■ INSTRUCTIONS FOR THE TASK ■
Would you transcribe the listing that follows, character for character, and omit its images?

[Items from a figure collection]
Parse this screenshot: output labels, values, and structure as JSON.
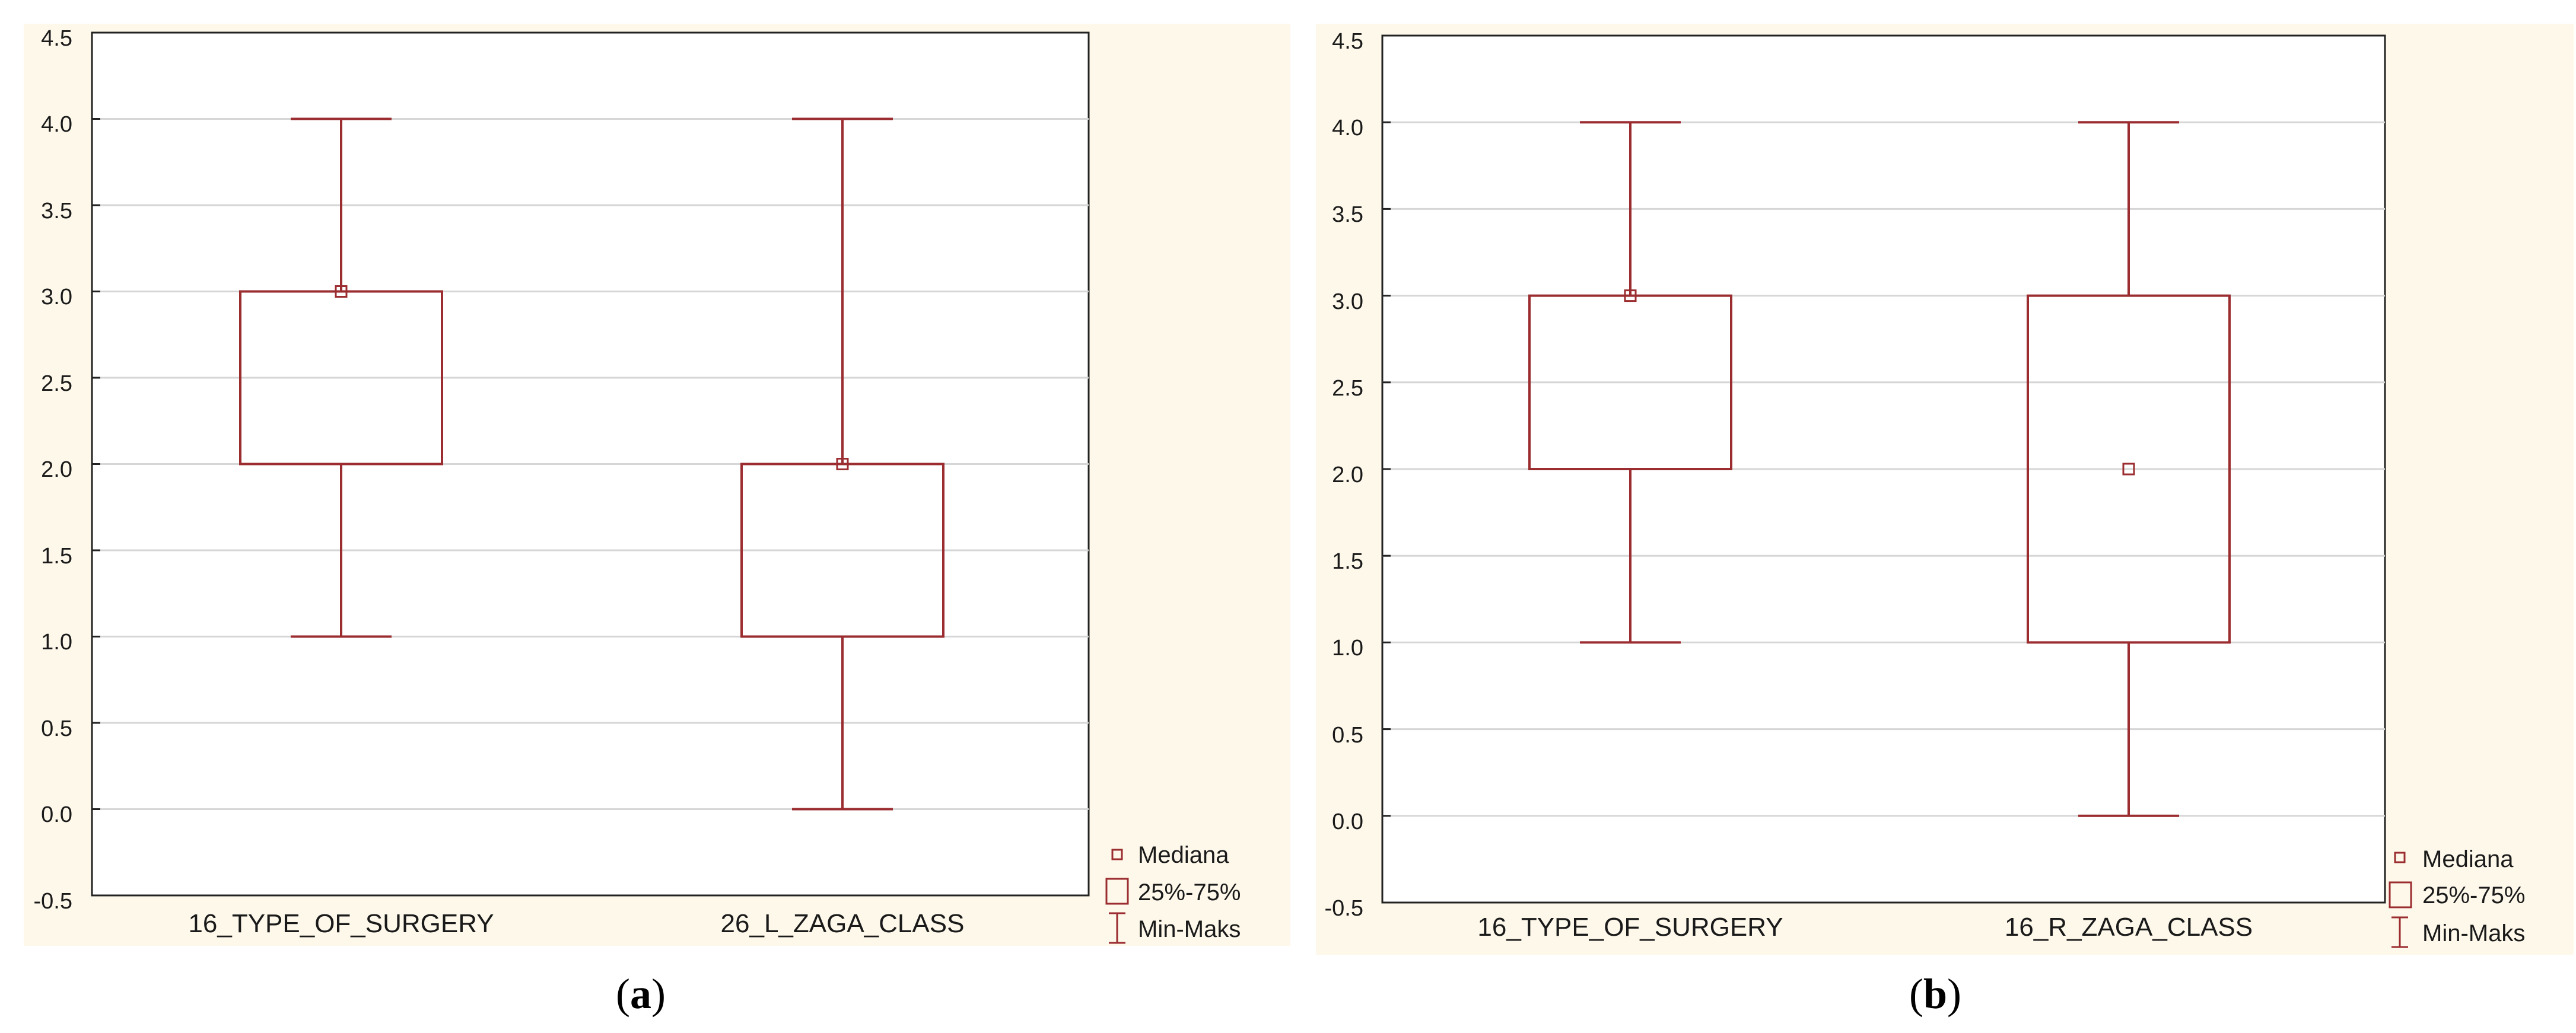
{
  "colors": {
    "panel_bg": "#fdf8ea",
    "plot_bg": "#ffffff",
    "box_stroke": "#9b2d30",
    "grid": "#d6d6d6",
    "axis": "#222222"
  },
  "chart_data": [
    {
      "type": "box",
      "panel_label": "a",
      "categories": [
        "16_TYPE_OF_SURGERY",
        "26_L_ZAGA_CLASS"
      ],
      "series": [
        {
          "name": "16_TYPE_OF_SURGERY",
          "min": 1.0,
          "q1": 2.0,
          "median": 3.0,
          "q3": 3.0,
          "max": 4.0
        },
        {
          "name": "26_L_ZAGA_CLASS",
          "min": 0.0,
          "q1": 1.0,
          "median": 2.0,
          "q3": 2.0,
          "max": 4.0
        }
      ],
      "y_ticks": [
        "4.5",
        "4.0",
        "3.5",
        "3.0",
        "2.5",
        "2.0",
        "1.5",
        "1.0",
        "0.5",
        "0.0",
        "-0.5"
      ],
      "ylim": [
        -0.5,
        4.5
      ],
      "grid": true,
      "legend": {
        "position": "bottom-right",
        "entries": [
          "Mediana",
          "25%-75%",
          "Min-Maks"
        ]
      }
    },
    {
      "type": "box",
      "panel_label": "b",
      "categories": [
        "16_TYPE_OF_SURGERY",
        "16_R_ZAGA_CLASS"
      ],
      "series": [
        {
          "name": "16_TYPE_OF_SURGERY",
          "min": 1.0,
          "q1": 2.0,
          "median": 3.0,
          "q3": 3.0,
          "max": 4.0
        },
        {
          "name": "16_R_ZAGA_CLASS",
          "min": 0.0,
          "q1": 1.0,
          "median": 2.0,
          "q3": 3.0,
          "max": 4.0
        }
      ],
      "y_ticks": [
        "4.5",
        "4.0",
        "3.5",
        "3.0",
        "2.5",
        "2.0",
        "1.5",
        "1.0",
        "0.5",
        "0.0",
        "-0.5"
      ],
      "ylim": [
        -0.5,
        4.5
      ],
      "grid": true,
      "legend": {
        "position": "bottom-right",
        "entries": [
          "Mediana",
          "25%-75%",
          "Min-Maks"
        ]
      }
    }
  ]
}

■ FINISHED ANSWER ■
Parse this screenshot: output labels, values, and structure as JSON.
{
  "colors": {
    "panel_bg": "#fdf8ea",
    "plot_bg": "#ffffff",
    "box_stroke": "#9b2d30",
    "grid": "#d6d6d6",
    "axis": "#222222"
  },
  "chart_data": [
    {
      "type": "box",
      "panel_label": "a",
      "categories": [
        "16_TYPE_OF_SURGERY",
        "26_L_ZAGA_CLASS"
      ],
      "series": [
        {
          "name": "16_TYPE_OF_SURGERY",
          "min": 1.0,
          "q1": 2.0,
          "median": 3.0,
          "q3": 3.0,
          "max": 4.0
        },
        {
          "name": "26_L_ZAGA_CLASS",
          "min": 0.0,
          "q1": 1.0,
          "median": 2.0,
          "q3": 2.0,
          "max": 4.0
        }
      ],
      "y_ticks": [
        "4.5",
        "4.0",
        "3.5",
        "3.0",
        "2.5",
        "2.0",
        "1.5",
        "1.0",
        "0.5",
        "0.0",
        "-0.5"
      ],
      "ylim": [
        -0.5,
        4.5
      ],
      "grid": true,
      "legend": {
        "position": "bottom-right",
        "entries": [
          "Mediana",
          "25%-75%",
          "Min-Maks"
        ]
      }
    },
    {
      "type": "box",
      "panel_label": "b",
      "categories": [
        "16_TYPE_OF_SURGERY",
        "16_R_ZAGA_CLASS"
      ],
      "series": [
        {
          "name": "16_TYPE_OF_SURGERY",
          "min": 1.0,
          "q1": 2.0,
          "median": 3.0,
          "q3": 3.0,
          "max": 4.0
        },
        {
          "name": "16_R_ZAGA_CLASS",
          "min": 0.0,
          "q1": 1.0,
          "median": 2.0,
          "q3": 3.0,
          "max": 4.0
        }
      ],
      "y_ticks": [
        "4.5",
        "4.0",
        "3.5",
        "3.0",
        "2.5",
        "2.0",
        "1.5",
        "1.0",
        "0.5",
        "0.0",
        "-0.5"
      ],
      "ylim": [
        -0.5,
        4.5
      ],
      "grid": true,
      "legend": {
        "position": "bottom-right",
        "entries": [
          "Mediana",
          "25%-75%",
          "Min-Maks"
        ]
      }
    }
  ]
}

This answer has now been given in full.